§ The tasks
1. Copy the passage of the forum thread from "Reputation: 193" up to and including "method should return true.", renaming "midterms" to "finals" throughout.
2. From the forum thread's list of example calls and their return values, give every call whose returned value is true.

§ Passage provided
'''
Reputation: 193
Intro Java Fencepost/While loops Conitional Tests
I've been trying to answer this problem all night, but I think my brain is just too fried from my midterms to answer it correctly. So the question exactly is [quoted]: Write a method highLow that accepts an integer as a parameter and returns whether or not the number has alternating "high" and "low" digits. 0 through 4 are "low" digits and 5 through 9 are "high" digits. Your method should return true if the number passed alternates between "high" and "low" digits, and false if not. You may assume the number passed is positive. If the number passed consists of a single digit, your method should return true.
Note: The method returns true if the number alternates starting with a "high" digit or starting with a "low" digit. What is important is that the digits alternate. For example, both highLow(9292) and highLow(2929) should return true.
Here are some example calls to the method and their resulting return values:
Call Value Returned highLow(1918193) true highLow(7283) true highLow(3827) true highLow(9388) false highLow(895151) false highLow(707) true highLow(44) false highLow(45) true highLow(5) true You may not use a String to solve this problem
And this is my most recent attempt:
public class Practeese {
public static void main(String[] args) {
highLow(1918193);
highLow(7283);
highLow(3827);;
highLow(9388);
highLow(895151);
highLow(707);
highLow(44);
highLow(45);
highLow(5);
}
public static boolean highLow(int n) {
// boolean isHigh = true;
// boolean isLow = true;
boolean test = true;
while (n > 0) {
boolean isHigh = true;
boolean isLow = true;
if (n % 10 >= 5) {
isHigh = true;
} else if (n%10<=5) {
isLow = true;
} else {
return false;
}
n = n / 10;
if (n % 10 == 0 && (isLow!= isHigh)) {
test = true;
} else {
test = false;
}
}
return test;
}
}
I understand that this is a fencepost style of question but I just can seem to solve it.. Any help is appreciated.
Upvotes: 1
Views: 1197
Answers (2)
'''
§ Collected material
'''
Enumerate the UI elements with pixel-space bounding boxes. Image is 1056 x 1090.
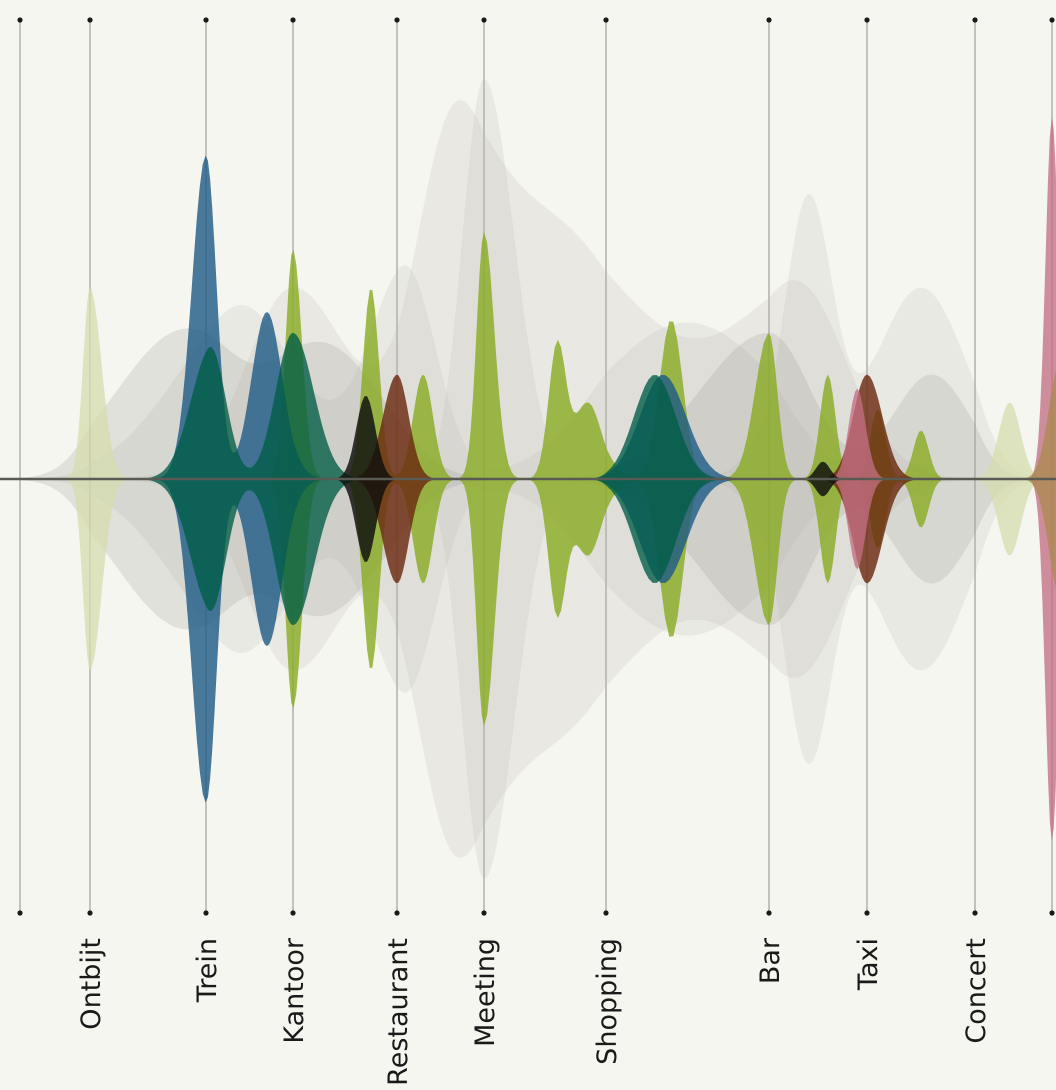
'''
§ Expected answers
1.
Reputation: 193
Intro Java Fencepost/While loops Conitional Tests
I've been trying to answer this problem all night, but I think my brain is just too fried from my finals to answer it correctly. So the question exactly is [quoted]: Write a method highLow that accepts an integer as a parameter and returns whether or not the number has alternating "high" and "low" digits. 0 through 4 are "low" digits and 5 through 9 are "high" digits. Your method should return true if the number passed alternates between "high" and "low" digits, and false if not. You may assume the number passed is positive. If the number passed consists of a single digit, your method should return true.

2.
highLow(1918193)
highLow(7283)
highLow(3827)
highLow(707)
highLow(45)
highLow(5)